Short task
Rewrite the lines from the one with "List every element" up to and including the one with "histogram-interactions [274,304,379,426]", changing "data-point" to "dot" and keeping everything else the same. Give back only those lines.

Excerpted records
[start]

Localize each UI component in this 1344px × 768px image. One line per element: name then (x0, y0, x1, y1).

[end]
[start]

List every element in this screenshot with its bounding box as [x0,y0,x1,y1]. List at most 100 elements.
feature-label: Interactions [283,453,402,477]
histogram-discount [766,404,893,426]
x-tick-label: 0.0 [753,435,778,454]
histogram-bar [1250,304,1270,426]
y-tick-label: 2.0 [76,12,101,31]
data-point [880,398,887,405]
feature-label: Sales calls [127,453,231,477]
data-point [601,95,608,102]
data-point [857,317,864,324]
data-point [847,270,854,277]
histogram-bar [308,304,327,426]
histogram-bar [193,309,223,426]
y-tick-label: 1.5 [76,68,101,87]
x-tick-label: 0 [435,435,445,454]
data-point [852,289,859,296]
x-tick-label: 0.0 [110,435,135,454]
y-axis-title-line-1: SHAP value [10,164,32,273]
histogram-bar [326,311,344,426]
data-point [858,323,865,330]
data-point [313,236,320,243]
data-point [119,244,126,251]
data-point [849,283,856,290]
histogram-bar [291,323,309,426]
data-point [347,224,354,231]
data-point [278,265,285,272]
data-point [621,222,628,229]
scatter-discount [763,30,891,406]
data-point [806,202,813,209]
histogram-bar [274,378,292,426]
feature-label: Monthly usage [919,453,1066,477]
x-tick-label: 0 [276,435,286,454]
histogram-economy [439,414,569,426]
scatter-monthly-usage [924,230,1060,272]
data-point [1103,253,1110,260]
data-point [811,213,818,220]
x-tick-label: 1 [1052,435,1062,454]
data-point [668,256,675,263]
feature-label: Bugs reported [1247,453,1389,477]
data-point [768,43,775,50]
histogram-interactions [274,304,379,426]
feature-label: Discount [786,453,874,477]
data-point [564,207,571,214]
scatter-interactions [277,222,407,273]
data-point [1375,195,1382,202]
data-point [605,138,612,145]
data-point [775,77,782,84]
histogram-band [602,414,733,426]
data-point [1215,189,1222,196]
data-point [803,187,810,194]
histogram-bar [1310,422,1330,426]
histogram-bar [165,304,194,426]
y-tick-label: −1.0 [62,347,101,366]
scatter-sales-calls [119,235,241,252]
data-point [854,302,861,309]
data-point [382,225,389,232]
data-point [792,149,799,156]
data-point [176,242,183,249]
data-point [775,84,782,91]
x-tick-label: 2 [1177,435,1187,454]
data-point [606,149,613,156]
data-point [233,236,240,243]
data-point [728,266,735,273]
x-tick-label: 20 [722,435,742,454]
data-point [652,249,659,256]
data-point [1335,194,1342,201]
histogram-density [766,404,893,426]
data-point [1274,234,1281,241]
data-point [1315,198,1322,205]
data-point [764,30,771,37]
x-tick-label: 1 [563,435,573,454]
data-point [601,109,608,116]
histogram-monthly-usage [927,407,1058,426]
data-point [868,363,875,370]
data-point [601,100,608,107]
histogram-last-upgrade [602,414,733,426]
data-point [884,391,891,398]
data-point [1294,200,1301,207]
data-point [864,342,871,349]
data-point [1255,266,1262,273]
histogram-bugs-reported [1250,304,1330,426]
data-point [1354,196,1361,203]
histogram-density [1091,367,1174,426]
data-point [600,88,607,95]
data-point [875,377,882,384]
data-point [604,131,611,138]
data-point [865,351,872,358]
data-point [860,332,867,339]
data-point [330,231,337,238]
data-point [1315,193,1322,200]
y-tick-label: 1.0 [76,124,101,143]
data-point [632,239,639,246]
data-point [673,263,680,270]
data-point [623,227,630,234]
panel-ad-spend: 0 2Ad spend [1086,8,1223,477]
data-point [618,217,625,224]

[end]

Solution for this exercise
List every element in this screenshot with its bounding box as [x0,y0,x1,y1]. List at most 100 elements.
feature-label: Interactions [283,453,402,477]
histogram-discount [766,404,893,426]
x-tick-label: 0.0 [753,435,778,454]
histogram-bar [1250,304,1270,426]
y-tick-label: 2.0 [76,12,101,31]
dot [880,398,887,405]
feature-label: Sales calls [127,453,231,477]
dot [601,95,608,102]
dot [857,317,864,324]
dot [847,270,854,277]
histogram-bar [308,304,327,426]
histogram-bar [193,309,223,426]
y-tick-label: 1.5 [76,68,101,87]
x-tick-label: 0 [435,435,445,454]
dot [852,289,859,296]
x-tick-label: 0.0 [110,435,135,454]
y-axis-title-line-1: SHAP value [10,164,32,273]
histogram-bar [326,311,344,426]
dot [858,323,865,330]
dot [313,236,320,243]
dot [119,244,126,251]
dot [849,283,856,290]
histogram-bar [291,323,309,426]
dot [347,224,354,231]
dot [278,265,285,272]
dot [621,222,628,229]
scatter-discount [763,30,891,406]
dot [806,202,813,209]
histogram-bar [274,378,292,426]
feature-label: Monthly usage [919,453,1066,477]
x-tick-label: 0 [276,435,286,454]
histogram-economy [439,414,569,426]
scatter-monthly-usage [924,230,1060,272]
dot [1103,253,1110,260]
dot [811,213,818,220]
x-tick-label: 1 [1052,435,1062,454]
dot [668,256,675,263]
feature-label: Bugs reported [1247,453,1389,477]
dot [768,43,775,50]
histogram-interactions [274,304,379,426]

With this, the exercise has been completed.